--- BEGIN ---

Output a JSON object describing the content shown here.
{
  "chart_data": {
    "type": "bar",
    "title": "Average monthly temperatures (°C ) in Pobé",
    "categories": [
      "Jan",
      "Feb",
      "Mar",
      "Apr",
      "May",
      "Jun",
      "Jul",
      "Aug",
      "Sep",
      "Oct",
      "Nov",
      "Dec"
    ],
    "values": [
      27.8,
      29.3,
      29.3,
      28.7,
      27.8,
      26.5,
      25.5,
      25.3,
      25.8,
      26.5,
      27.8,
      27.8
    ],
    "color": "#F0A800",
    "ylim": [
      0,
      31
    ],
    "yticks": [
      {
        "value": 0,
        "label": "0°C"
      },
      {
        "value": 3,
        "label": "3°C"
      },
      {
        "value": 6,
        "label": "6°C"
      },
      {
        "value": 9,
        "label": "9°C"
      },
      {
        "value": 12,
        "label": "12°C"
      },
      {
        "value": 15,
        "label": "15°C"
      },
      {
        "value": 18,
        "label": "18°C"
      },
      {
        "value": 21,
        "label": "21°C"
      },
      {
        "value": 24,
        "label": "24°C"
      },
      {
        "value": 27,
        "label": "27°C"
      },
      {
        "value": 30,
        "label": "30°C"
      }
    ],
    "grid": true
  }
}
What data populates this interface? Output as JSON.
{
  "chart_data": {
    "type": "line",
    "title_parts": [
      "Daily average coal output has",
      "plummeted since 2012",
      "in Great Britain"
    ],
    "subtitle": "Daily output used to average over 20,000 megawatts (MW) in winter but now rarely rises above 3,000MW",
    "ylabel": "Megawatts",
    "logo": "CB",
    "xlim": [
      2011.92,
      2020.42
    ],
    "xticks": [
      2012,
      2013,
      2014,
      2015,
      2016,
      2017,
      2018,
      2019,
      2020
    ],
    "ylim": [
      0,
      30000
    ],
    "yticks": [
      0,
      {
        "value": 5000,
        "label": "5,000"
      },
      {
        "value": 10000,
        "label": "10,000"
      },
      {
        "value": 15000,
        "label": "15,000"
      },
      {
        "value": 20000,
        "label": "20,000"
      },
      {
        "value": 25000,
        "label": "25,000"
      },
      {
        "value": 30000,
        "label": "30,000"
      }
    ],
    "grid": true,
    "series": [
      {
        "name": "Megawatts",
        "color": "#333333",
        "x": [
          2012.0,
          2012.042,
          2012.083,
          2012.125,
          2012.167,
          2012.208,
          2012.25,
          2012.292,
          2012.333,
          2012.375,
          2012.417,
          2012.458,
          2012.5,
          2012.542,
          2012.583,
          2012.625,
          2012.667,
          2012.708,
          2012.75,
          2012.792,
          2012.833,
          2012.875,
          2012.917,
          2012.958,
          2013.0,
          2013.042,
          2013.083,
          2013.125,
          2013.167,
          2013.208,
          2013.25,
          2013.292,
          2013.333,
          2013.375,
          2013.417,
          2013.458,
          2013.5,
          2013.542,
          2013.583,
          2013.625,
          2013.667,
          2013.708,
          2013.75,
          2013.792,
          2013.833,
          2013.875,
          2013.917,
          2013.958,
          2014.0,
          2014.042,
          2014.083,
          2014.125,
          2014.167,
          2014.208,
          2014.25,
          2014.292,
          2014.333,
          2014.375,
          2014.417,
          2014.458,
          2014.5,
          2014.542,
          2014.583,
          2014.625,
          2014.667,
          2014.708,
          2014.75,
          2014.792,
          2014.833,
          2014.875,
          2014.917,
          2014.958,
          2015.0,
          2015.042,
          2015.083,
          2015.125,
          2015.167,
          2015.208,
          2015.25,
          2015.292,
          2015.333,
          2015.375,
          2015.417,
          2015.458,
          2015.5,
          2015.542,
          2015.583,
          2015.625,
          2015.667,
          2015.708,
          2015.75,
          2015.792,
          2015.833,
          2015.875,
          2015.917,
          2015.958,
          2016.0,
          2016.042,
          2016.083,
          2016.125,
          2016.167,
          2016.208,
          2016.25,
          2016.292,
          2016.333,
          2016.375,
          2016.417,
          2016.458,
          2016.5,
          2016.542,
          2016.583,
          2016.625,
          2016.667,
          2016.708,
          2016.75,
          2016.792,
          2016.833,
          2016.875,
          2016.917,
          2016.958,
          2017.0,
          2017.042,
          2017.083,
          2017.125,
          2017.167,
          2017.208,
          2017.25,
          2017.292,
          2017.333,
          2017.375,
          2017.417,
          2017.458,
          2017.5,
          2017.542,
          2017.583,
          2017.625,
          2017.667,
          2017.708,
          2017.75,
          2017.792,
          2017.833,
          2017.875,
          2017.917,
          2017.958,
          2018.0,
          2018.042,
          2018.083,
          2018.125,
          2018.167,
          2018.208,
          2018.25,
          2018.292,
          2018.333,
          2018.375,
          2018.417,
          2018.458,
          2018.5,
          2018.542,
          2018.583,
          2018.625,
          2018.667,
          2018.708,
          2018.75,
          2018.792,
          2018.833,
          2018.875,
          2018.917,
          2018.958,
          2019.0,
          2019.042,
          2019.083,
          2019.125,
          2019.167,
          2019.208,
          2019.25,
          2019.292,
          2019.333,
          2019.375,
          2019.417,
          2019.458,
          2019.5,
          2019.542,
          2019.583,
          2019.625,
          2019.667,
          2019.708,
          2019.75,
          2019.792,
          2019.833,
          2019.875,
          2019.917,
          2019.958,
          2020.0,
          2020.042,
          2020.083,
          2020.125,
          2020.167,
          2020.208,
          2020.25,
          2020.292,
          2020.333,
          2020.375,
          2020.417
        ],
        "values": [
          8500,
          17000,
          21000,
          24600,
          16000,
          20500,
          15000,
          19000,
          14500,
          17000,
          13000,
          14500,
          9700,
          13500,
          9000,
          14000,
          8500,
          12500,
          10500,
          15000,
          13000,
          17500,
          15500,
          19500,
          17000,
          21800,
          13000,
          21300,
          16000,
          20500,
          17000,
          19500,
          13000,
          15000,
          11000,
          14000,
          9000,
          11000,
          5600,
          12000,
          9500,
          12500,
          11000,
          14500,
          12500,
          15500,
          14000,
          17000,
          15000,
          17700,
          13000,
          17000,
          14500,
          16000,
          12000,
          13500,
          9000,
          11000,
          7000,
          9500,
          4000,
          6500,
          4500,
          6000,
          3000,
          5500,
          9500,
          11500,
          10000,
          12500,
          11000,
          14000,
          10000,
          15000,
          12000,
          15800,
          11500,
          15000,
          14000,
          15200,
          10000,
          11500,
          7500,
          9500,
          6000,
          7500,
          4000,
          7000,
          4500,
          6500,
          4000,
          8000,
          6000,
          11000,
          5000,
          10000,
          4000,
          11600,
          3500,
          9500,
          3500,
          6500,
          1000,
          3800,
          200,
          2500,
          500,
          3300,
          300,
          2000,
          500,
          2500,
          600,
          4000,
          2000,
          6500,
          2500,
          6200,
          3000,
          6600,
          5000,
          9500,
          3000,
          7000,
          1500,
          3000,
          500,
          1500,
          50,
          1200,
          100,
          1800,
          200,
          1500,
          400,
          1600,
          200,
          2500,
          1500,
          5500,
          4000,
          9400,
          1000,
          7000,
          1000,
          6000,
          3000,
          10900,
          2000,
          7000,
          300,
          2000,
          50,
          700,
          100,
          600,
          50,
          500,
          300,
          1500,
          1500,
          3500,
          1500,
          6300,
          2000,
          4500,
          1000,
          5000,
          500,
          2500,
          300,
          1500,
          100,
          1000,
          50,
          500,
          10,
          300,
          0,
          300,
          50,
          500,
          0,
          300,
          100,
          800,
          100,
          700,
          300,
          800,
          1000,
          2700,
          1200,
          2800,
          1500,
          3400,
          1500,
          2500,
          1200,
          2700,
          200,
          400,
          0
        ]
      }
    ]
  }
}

--- END ---

EXERCISE BRIEF:
Note every line above where the string "Daily" shows up, and copy those lines.

RESULT FOR THIS TASK:
      "Daily average coal output has",
    "subtitle": "Daily output used to average over 20,000 megawatts (MW) in winter but now rarely rises above 3,000MW",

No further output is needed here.